--- Start of RECORDS ---

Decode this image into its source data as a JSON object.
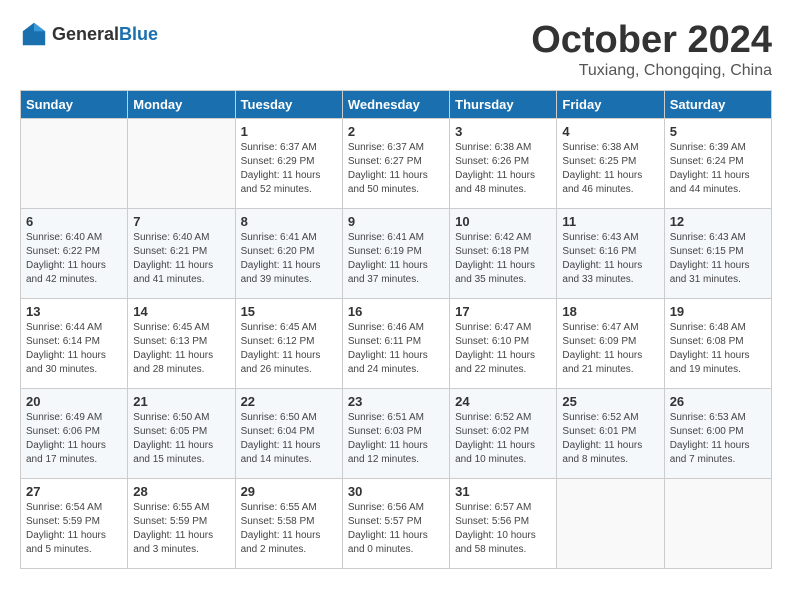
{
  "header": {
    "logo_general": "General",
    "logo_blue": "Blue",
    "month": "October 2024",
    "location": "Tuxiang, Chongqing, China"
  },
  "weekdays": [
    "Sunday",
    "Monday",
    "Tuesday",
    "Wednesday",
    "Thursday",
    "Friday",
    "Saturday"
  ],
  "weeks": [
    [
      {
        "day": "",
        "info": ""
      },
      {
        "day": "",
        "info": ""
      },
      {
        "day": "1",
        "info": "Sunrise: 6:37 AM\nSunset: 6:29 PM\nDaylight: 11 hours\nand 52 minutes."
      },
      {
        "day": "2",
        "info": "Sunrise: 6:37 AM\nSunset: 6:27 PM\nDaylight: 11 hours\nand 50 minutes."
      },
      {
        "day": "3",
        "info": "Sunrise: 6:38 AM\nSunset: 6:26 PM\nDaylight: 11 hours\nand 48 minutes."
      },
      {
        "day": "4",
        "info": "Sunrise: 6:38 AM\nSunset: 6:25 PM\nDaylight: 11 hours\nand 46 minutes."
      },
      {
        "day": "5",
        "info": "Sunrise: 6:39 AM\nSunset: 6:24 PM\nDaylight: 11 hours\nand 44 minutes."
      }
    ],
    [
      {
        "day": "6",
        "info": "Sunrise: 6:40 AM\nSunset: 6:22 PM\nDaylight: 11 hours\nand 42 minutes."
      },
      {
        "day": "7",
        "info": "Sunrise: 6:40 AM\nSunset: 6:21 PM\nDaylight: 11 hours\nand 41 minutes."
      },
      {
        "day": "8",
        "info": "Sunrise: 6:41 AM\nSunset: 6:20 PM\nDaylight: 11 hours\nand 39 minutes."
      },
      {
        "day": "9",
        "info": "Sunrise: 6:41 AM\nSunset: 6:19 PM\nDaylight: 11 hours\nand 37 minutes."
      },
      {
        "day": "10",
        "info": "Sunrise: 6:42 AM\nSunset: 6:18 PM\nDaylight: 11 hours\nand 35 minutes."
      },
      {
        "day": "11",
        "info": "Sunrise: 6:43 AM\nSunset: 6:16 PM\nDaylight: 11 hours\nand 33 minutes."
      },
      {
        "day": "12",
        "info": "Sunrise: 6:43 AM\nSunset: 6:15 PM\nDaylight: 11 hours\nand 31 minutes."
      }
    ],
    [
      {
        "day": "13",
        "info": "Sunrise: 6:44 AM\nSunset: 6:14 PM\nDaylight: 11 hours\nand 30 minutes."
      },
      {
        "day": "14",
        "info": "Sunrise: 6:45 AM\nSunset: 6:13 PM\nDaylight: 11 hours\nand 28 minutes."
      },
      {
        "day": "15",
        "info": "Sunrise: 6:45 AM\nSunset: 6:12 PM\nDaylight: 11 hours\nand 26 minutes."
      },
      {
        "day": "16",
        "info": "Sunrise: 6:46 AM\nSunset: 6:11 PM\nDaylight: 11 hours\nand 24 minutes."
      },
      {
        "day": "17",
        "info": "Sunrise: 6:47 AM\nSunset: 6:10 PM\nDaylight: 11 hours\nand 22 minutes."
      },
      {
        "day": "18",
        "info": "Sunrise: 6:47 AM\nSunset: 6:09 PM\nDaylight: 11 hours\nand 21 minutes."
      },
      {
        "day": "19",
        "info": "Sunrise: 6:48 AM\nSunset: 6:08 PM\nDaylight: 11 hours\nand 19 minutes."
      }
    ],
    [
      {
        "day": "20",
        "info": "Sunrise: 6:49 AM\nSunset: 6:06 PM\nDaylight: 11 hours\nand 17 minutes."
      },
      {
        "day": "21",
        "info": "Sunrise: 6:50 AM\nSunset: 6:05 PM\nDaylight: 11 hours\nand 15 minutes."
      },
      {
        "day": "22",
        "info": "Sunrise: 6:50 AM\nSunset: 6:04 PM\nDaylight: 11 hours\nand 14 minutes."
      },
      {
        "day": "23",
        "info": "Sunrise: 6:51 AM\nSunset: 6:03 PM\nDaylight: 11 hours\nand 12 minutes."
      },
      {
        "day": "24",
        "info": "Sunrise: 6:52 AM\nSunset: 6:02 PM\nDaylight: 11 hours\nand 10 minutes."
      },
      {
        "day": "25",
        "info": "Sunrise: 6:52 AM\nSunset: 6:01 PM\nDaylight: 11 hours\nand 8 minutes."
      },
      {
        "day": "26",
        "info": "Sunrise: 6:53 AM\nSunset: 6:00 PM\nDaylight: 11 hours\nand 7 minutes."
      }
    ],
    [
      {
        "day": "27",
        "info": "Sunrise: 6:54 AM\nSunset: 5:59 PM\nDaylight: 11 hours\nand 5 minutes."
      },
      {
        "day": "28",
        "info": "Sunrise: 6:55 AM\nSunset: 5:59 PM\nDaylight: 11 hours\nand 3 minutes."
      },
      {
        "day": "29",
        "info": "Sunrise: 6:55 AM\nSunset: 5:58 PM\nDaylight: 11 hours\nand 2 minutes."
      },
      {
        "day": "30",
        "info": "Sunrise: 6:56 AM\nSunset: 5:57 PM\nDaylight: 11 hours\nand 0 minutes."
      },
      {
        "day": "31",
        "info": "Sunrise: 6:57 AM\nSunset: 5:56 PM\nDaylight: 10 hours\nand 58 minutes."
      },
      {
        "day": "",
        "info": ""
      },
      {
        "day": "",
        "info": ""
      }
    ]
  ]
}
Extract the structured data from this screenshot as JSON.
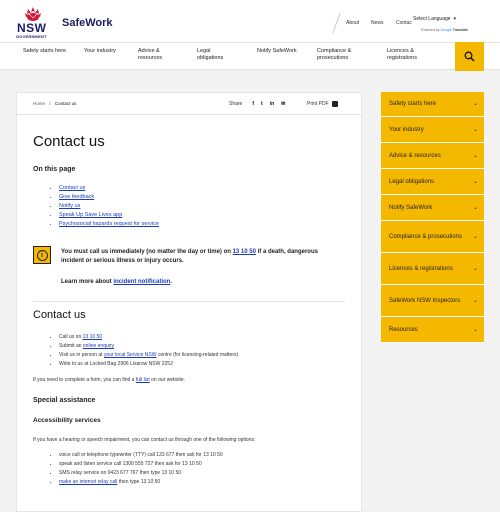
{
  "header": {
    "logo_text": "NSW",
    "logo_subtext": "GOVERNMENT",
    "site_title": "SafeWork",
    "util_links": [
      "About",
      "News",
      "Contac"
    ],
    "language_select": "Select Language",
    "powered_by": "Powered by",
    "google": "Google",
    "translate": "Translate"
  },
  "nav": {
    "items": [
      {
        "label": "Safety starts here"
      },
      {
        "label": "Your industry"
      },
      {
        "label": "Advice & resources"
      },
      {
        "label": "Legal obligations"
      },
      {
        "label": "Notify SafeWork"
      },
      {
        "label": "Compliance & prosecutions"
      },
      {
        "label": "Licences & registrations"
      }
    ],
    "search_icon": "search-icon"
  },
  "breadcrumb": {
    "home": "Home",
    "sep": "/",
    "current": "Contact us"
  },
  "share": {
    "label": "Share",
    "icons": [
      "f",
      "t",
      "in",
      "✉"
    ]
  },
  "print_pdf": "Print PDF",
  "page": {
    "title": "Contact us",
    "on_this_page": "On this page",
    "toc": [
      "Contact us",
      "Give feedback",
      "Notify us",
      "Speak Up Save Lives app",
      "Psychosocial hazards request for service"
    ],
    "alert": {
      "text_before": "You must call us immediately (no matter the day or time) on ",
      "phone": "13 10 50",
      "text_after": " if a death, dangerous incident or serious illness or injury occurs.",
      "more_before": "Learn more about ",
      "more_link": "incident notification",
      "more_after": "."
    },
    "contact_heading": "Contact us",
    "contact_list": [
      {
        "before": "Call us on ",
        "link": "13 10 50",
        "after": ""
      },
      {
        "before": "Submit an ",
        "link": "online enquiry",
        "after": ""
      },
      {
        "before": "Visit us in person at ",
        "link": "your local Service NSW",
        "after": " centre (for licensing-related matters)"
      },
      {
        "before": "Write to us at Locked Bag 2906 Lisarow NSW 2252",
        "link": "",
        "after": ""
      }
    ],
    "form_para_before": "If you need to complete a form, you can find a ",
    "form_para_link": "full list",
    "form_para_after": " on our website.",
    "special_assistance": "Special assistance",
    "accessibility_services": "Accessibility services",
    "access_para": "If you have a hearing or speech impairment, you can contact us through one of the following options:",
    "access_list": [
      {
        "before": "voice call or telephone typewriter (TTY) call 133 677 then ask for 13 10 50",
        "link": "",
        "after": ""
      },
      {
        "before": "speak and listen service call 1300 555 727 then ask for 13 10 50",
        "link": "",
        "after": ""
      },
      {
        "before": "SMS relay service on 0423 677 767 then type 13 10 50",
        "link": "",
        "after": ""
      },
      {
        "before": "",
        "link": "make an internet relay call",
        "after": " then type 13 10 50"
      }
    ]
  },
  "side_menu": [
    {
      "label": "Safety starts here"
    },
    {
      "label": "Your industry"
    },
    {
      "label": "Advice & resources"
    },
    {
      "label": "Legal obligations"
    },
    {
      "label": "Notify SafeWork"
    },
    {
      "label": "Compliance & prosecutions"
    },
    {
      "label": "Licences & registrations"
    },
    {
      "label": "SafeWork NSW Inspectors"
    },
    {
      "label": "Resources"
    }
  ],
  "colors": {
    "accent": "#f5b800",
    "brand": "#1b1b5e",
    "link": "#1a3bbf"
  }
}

--- End of RECORDS ---

Copy every line in the listing above where the string "SafeWork" turns up.

    "site_title": "SafeWork",
        "label": "Notify SafeWork"
      "label": "Notify SafeWork"
      "label": "SafeWork NSW Inspectors"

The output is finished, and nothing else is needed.